*Directions*:
Gather every line that includes the word "marker", please.

*Available data*:
# # #

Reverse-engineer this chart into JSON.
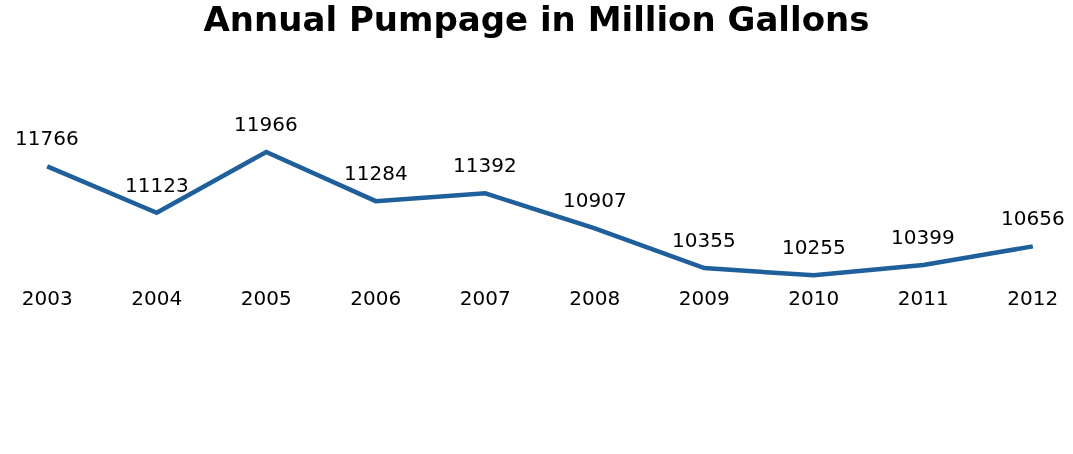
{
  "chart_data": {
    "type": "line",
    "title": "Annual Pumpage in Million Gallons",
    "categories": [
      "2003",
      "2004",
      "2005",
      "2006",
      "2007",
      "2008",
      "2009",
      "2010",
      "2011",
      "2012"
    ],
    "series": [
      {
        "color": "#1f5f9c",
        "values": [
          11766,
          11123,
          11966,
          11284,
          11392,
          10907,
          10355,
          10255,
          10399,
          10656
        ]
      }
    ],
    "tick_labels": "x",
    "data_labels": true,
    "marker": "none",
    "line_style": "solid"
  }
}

# # #

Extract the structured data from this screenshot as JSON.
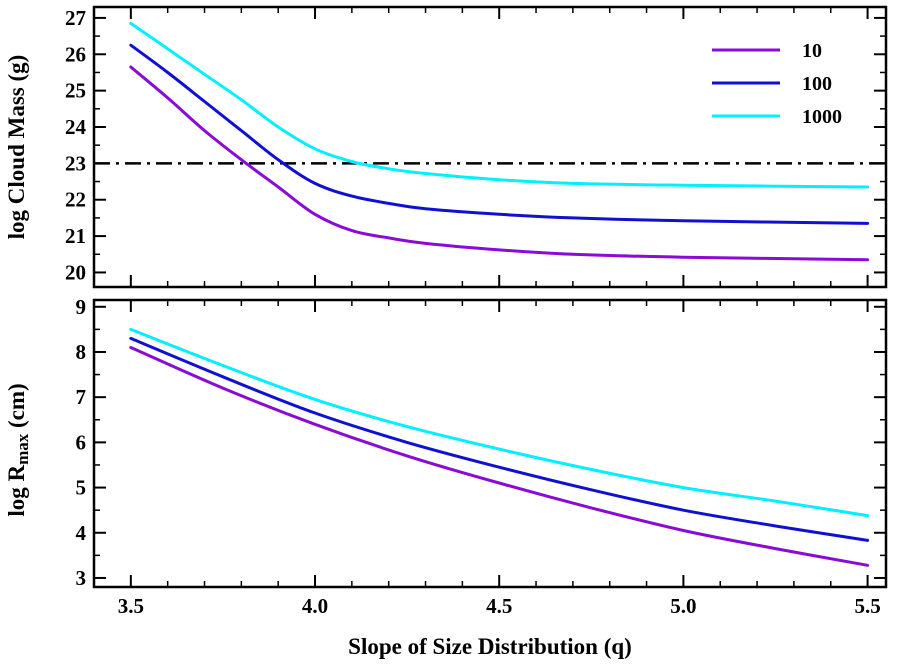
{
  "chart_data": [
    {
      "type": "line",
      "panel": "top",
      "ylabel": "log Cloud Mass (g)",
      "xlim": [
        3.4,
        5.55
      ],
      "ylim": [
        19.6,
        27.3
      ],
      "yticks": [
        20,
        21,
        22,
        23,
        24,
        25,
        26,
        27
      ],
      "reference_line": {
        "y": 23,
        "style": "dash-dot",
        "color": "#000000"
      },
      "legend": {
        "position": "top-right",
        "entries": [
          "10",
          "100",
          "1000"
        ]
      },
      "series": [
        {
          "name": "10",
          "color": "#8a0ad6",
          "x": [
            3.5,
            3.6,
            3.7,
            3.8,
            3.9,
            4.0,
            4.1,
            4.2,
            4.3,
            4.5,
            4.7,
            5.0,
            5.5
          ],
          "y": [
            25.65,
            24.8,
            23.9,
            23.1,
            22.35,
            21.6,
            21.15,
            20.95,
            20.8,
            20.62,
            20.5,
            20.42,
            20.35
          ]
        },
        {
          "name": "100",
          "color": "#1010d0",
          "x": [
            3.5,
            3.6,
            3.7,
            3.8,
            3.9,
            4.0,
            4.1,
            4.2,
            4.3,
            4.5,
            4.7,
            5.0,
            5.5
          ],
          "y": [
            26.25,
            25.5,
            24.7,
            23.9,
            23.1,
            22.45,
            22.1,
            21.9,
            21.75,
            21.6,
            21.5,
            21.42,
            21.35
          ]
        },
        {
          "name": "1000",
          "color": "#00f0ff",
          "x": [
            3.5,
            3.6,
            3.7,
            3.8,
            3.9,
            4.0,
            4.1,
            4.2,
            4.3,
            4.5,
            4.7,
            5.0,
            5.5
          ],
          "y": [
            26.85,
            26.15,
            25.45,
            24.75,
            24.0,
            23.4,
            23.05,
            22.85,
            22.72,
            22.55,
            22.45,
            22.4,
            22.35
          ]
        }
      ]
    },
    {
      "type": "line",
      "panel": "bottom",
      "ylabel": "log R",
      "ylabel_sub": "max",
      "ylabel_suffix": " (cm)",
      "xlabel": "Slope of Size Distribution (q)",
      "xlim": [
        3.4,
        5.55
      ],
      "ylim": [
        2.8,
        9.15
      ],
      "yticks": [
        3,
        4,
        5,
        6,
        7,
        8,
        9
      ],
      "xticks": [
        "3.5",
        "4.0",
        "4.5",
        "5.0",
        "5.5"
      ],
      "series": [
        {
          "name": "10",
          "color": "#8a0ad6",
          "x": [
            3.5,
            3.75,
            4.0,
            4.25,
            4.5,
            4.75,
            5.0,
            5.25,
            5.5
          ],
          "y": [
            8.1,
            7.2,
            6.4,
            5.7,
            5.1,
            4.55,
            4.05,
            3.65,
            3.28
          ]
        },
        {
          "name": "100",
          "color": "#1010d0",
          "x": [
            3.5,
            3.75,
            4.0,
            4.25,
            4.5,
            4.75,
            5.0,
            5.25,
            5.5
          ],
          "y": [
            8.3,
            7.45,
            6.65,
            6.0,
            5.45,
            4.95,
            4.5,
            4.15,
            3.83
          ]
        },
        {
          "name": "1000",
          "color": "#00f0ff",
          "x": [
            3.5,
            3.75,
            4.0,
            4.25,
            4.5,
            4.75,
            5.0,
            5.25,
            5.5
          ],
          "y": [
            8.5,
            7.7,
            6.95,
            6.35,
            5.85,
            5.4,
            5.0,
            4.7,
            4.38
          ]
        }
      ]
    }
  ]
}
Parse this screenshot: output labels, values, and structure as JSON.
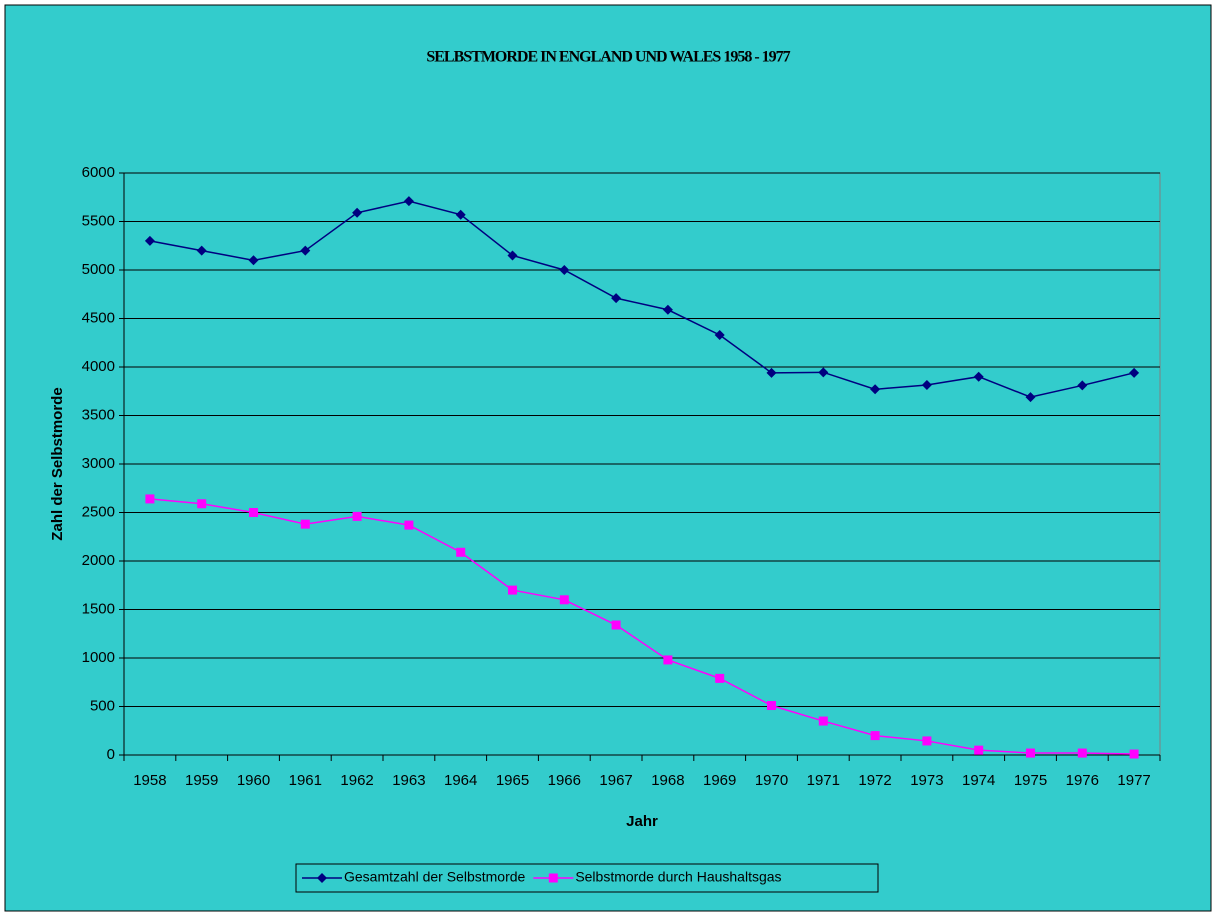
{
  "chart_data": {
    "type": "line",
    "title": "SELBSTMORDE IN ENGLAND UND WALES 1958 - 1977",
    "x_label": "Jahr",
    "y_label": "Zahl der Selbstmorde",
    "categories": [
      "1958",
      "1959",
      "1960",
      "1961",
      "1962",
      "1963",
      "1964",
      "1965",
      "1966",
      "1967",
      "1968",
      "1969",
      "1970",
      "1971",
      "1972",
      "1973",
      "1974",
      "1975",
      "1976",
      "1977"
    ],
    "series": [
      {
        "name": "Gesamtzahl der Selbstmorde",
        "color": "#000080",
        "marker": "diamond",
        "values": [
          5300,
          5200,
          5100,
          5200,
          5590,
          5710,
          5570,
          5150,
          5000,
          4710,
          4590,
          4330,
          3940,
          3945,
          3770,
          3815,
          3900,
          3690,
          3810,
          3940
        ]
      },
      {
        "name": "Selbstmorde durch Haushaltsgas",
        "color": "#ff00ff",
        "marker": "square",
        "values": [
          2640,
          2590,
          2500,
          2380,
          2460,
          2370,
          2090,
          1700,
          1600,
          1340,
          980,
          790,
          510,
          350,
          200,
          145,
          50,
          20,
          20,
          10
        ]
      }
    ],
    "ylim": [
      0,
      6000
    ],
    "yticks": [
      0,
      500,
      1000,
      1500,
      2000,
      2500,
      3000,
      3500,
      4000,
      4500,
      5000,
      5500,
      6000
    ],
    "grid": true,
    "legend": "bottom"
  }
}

# # #

*Solution*:
    "marker": "none",
        "marker": "diamond",
        "marker": "square",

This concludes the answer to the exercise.